▸ Aim of the exercise:
Recast each of the records below as a numbered list with blank lines left out, and omit the pictures from your answer.

▸ Provided entries:
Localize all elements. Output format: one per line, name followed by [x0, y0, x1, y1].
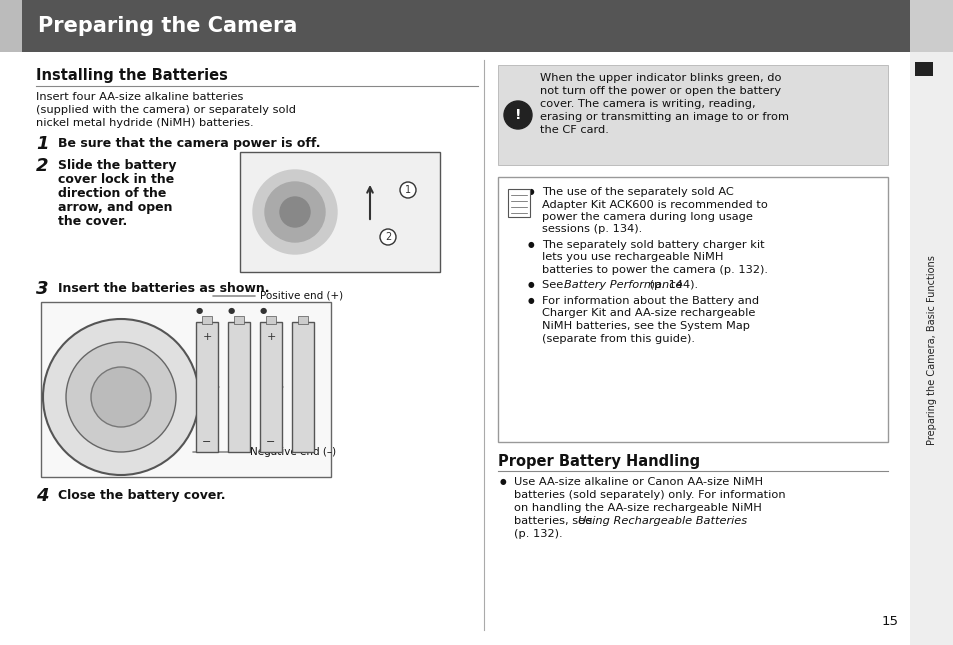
Text: +: + — [266, 332, 275, 342]
Text: ●: ● — [195, 306, 202, 315]
Text: Insert the batteries as shown.: Insert the batteries as shown. — [58, 282, 269, 295]
Text: Adapter Kit ACK600 is recommended to: Adapter Kit ACK600 is recommended to — [541, 199, 767, 210]
Text: not turn off the power or open the battery: not turn off the power or open the batte… — [539, 86, 781, 96]
Text: sessions (p. 134).: sessions (p. 134). — [541, 224, 641, 235]
Text: Proper Battery Handling: Proper Battery Handling — [497, 454, 700, 469]
Circle shape — [66, 342, 175, 452]
Circle shape — [253, 170, 336, 254]
Text: 1: 1 — [404, 185, 411, 195]
Bar — [909, 0, 953, 52]
Text: ●: ● — [227, 306, 234, 315]
Text: 15: 15 — [881, 615, 898, 628]
Circle shape — [399, 182, 416, 198]
Text: 3: 3 — [36, 280, 49, 298]
Text: (supplied with the camera) or separately sold: (supplied with the camera) or separately… — [36, 105, 295, 115]
Text: Charger Kit and AA-size rechargeable: Charger Kit and AA-size rechargeable — [541, 308, 755, 319]
Text: !: ! — [515, 108, 520, 122]
Text: Close the battery cover.: Close the battery cover. — [58, 489, 225, 502]
Text: Positive end (+): Positive end (+) — [260, 291, 343, 301]
Text: 4: 4 — [36, 487, 49, 505]
Text: (separate from this guide).: (separate from this guide). — [541, 333, 695, 344]
Text: power the camera during long usage: power the camera during long usage — [541, 212, 752, 222]
Circle shape — [379, 229, 395, 245]
Text: batteries to power the camera (p. 132).: batteries to power the camera (p. 132). — [541, 265, 767, 275]
Text: Battery Performance: Battery Performance — [563, 281, 681, 290]
Text: batteries (sold separately) only. For information: batteries (sold separately) only. For in… — [514, 490, 785, 500]
Bar — [260, 322, 282, 452]
Text: nickel metal hydride (NiMH) batteries.: nickel metal hydride (NiMH) batteries. — [36, 118, 253, 128]
Text: ●: ● — [499, 477, 506, 486]
Text: When the upper indicator blinks green, do: When the upper indicator blinks green, d… — [539, 73, 781, 83]
Text: Use AA-size alkaline or Canon AA-size NiMH: Use AA-size alkaline or Canon AA-size Ni… — [514, 477, 762, 487]
Text: (p. 132).: (p. 132). — [514, 529, 562, 539]
Text: ●: ● — [527, 281, 534, 290]
Bar — [292, 322, 314, 452]
Circle shape — [43, 319, 199, 475]
Bar — [297, 316, 308, 324]
Text: on handling the AA-size rechargeable NiMH: on handling the AA-size rechargeable NiM… — [514, 503, 761, 513]
Text: NiMH batteries, see the System Map: NiMH batteries, see the System Map — [541, 321, 749, 331]
Text: Slide the battery: Slide the battery — [58, 159, 176, 172]
Text: −: − — [202, 437, 212, 447]
Bar — [233, 316, 244, 324]
Bar — [507, 189, 530, 217]
Text: For information about the Battery and: For information about the Battery and — [541, 296, 759, 306]
Text: erasing or transmitting an image to or from: erasing or transmitting an image to or f… — [539, 112, 788, 122]
Bar — [240, 152, 439, 272]
Text: The separately sold battery charger kit: The separately sold battery charger kit — [541, 240, 763, 250]
Bar — [914, 62, 932, 76]
Text: cover. The camera is writing, reading,: cover. The camera is writing, reading, — [539, 99, 755, 109]
Text: 2: 2 — [384, 232, 391, 242]
Text: the cover.: the cover. — [58, 215, 127, 228]
Bar — [0, 0, 22, 52]
Bar — [202, 316, 212, 324]
Text: arrow, and open: arrow, and open — [58, 201, 172, 214]
Text: Be sure that the camera power is off.: Be sure that the camera power is off. — [58, 137, 320, 150]
Circle shape — [280, 197, 310, 227]
Text: ●: ● — [259, 306, 266, 315]
Text: the CF card.: the CF card. — [539, 125, 608, 135]
Text: ●: ● — [527, 296, 534, 305]
Text: lets you use rechargeable NiMH: lets you use rechargeable NiMH — [541, 252, 722, 263]
Text: +: + — [202, 332, 212, 342]
Text: Insert four AA-size alkaline batteries: Insert four AA-size alkaline batteries — [36, 92, 243, 102]
Text: 2: 2 — [36, 157, 49, 175]
Text: batteries, see: batteries, see — [514, 516, 595, 526]
Text: ●: ● — [527, 187, 534, 196]
Bar — [497, 177, 887, 442]
Text: See: See — [541, 281, 566, 290]
Circle shape — [91, 367, 151, 427]
Circle shape — [503, 101, 532, 129]
Text: Negative end (–): Negative end (–) — [250, 447, 335, 457]
Text: Using Rechargeable Batteries: Using Rechargeable Batteries — [578, 516, 747, 526]
Text: direction of the: direction of the — [58, 187, 166, 200]
Text: Preparing the Camera: Preparing the Camera — [38, 16, 297, 36]
Text: Installing the Batteries: Installing the Batteries — [36, 68, 228, 83]
Bar — [41, 302, 331, 477]
Circle shape — [265, 182, 325, 242]
Bar — [228, 322, 250, 452]
Bar — [497, 65, 887, 165]
Text: Preparing the Camera, Basic Functions: Preparing the Camera, Basic Functions — [926, 255, 936, 445]
Text: 1: 1 — [36, 135, 49, 153]
Bar — [195, 322, 218, 452]
Text: The use of the separately sold AC: The use of the separately sold AC — [541, 187, 733, 197]
Bar — [909, 52, 953, 645]
Text: ●: ● — [527, 240, 534, 249]
Bar — [22, 0, 909, 52]
Text: cover lock in the: cover lock in the — [58, 173, 174, 186]
Text: (p. 144).: (p. 144). — [645, 281, 697, 290]
Bar — [266, 316, 275, 324]
Text: −: − — [266, 437, 275, 447]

▸ Written solution:
1. Localize all elements. Output format: one per line, name followed by [x0, y0, x1, y1].
2. Text: +: + — [266, 332, 275, 342]
3. Text: ●: ● — [195, 306, 202, 315]
4. Text: Insert the batteries as shown.: Insert the batteries as shown. — [58, 282, 269, 295]
5. Text: Adapter Kit ACK600 is recommended to: Adapter Kit ACK600 is recommended to — [541, 199, 767, 210]
6. Text: not turn off the power or open the battery: not turn off the power or open the batte… — [539, 86, 781, 96]
7. Text: sessions (p. 134).: sessions (p. 134). — [541, 224, 641, 235]
8. Text: Proper Battery Handling: Proper Battery Handling — [497, 454, 700, 469]
9. Circle shape — [66, 342, 175, 452]
10. Circle shape — [253, 170, 336, 254]
11. Text: 1: 1 — [404, 185, 411, 195]
12. Bar — [909, 0, 953, 52]
13. Text: ●: ● — [227, 306, 234, 315]
14. Text: 15: 15 — [881, 615, 898, 628]
15. Circle shape — [399, 182, 416, 198]
16. Text: 3: 3 — [36, 280, 49, 298]
17. Text: (supplied with the camera) or separately sold: (supplied with the camera) or separately… — [36, 105, 295, 115]
18. Text: Charger Kit and AA-size rechargeable: Charger Kit and AA-size rechargeable — [541, 308, 755, 319]
19. Text: !: ! — [515, 108, 520, 122]
20. Text: Close the battery cover.: Close the battery cover. — [58, 489, 225, 502]
21. Text: Positive end (+): Positive end (+) — [260, 291, 343, 301]
22. Text: 4: 4 — [36, 487, 49, 505]
23. Text: (separate from this guide).: (separate from this guide). — [541, 333, 695, 344]
24. Text: power the camera during long usage: power the camera during long usage — [541, 212, 752, 222]
25. Circle shape — [379, 229, 395, 245]
26. Text: batteries to power the camera (p. 132).: batteries to power the camera (p. 132). — [541, 265, 767, 275]
27. Text: Battery Performance: Battery Performance — [563, 281, 681, 290]
28. Text: batteries (sold separately) only. For information: batteries (sold separately) only. For in… — [514, 490, 785, 500]
29. Bar — [260, 322, 282, 452]
30. Text: nickel metal hydride (NiMH) batteries.: nickel metal hydride (NiMH) batteries. — [36, 118, 253, 128]
31. Text: ●: ● — [499, 477, 506, 486]
32. Text: When the upper indicator blinks green, do: When the upper indicator blinks green, d… — [539, 73, 781, 83]
33. Text: Use AA-size alkaline or Canon AA-size NiMH: Use AA-size alkaline or Canon AA-size Ni… — [514, 477, 762, 487]
34. Text: (p. 132).: (p. 132). — [514, 529, 562, 539]
35. Text: ●: ● — [527, 281, 534, 290]
36. Bar — [292, 322, 314, 452]
37. Circle shape — [43, 319, 199, 475]
38. Bar — [297, 316, 308, 324]
39. Text: on handling the AA-size rechargeable NiMH: on handling the AA-size rechargeable NiM… — [514, 503, 761, 513]
40. Text: NiMH batteries, see the System Map: NiMH batteries, see the System Map — [541, 321, 749, 331]
41. Text: Slide the battery: Slide the battery — [58, 159, 176, 172]
42. Text: −: − — [202, 437, 212, 447]
43. Bar — [233, 316, 244, 324]
44. Bar — [507, 189, 530, 217]
45. Text: For information about the Battery and: For information about the Battery and — [541, 296, 759, 306]
46. Text: erasing or transmitting an image to or from: erasing or transmitting an image to or f… — [539, 112, 788, 122]
47. Bar — [240, 152, 439, 272]
48. Text: The separately sold battery charger kit: The separately sold battery charger kit — [541, 240, 763, 250]
49. Bar — [914, 62, 932, 76]
50. Text: cover. The camera is writing, reading,: cover. The camera is writing, reading, — [539, 99, 755, 109]
51. Text: 2: 2 — [384, 232, 391, 242]
52. Text: the cover.: the cover. — [58, 215, 127, 228]
53. Bar — [0, 0, 22, 52]
54. Bar — [202, 316, 212, 324]
55. Text: arrow, and open: arrow, and open — [58, 201, 172, 214]
56. Text: Be sure that the camera power is off.: Be sure that the camera power is off. — [58, 137, 320, 150]
57. Circle shape — [280, 197, 310, 227]
58. Text: ●: ● — [259, 306, 266, 315]
59. Text: the CF card.: the CF card. — [539, 125, 608, 135]
60. Text: ●: ● — [527, 296, 534, 305]
61. Text: lets you use rechargeable NiMH: lets you use rechargeable NiMH — [541, 252, 722, 263]
62. Text: +: + — [202, 332, 212, 342]
63. Text: Insert four AA-size alkaline batteries: Insert four AA-size alkaline batteries — [36, 92, 243, 102]
64. Text: 2: 2 — [36, 157, 49, 175]
65. Text: batteries, see: batteries, see — [514, 516, 595, 526]
66. Text: ●: ● — [527, 187, 534, 196]
67. Bar — [497, 177, 887, 442]
68. Text: See: See — [541, 281, 566, 290]
69. Circle shape — [91, 367, 151, 427]
70. Circle shape — [503, 101, 532, 129]
71. Text: Negative end (–): Negative end (–) — [250, 447, 335, 457]
72. Text: Using Rechargeable Batteries: Using Rechargeable Batteries — [578, 516, 747, 526]
73. Text: direction of the: direction of the — [58, 187, 166, 200]
74. Text: Preparing the Camera: Preparing the Camera — [38, 16, 297, 36]
75. Text: Installing the Batteries: Installing the Batteries — [36, 68, 228, 83]
76. Bar — [41, 302, 331, 477]
77. Circle shape — [265, 182, 325, 242]
78. Bar — [228, 322, 250, 452]
79. Bar — [497, 65, 887, 165]
80. Text: Preparing the Camera, Basic Functions: Preparing the Camera, Basic Functions — [926, 255, 936, 445]
81. Text: 1: 1 — [36, 135, 49, 153]
82. Bar — [195, 322, 218, 452]
83. Text: The use of the separately sold AC: The use of the separately sold AC — [541, 187, 733, 197]
84. Bar — [909, 52, 953, 645]
85. Text: ●: ● — [527, 240, 534, 249]
86. Bar — [22, 0, 909, 52]
87. Text: cover lock in the: cover lock in the — [58, 173, 174, 186]
88. Text: (p. 144).: (p. 144). — [645, 281, 697, 290]
89. Bar — [266, 316, 275, 324]
90. Text: −: − — [266, 437, 275, 447]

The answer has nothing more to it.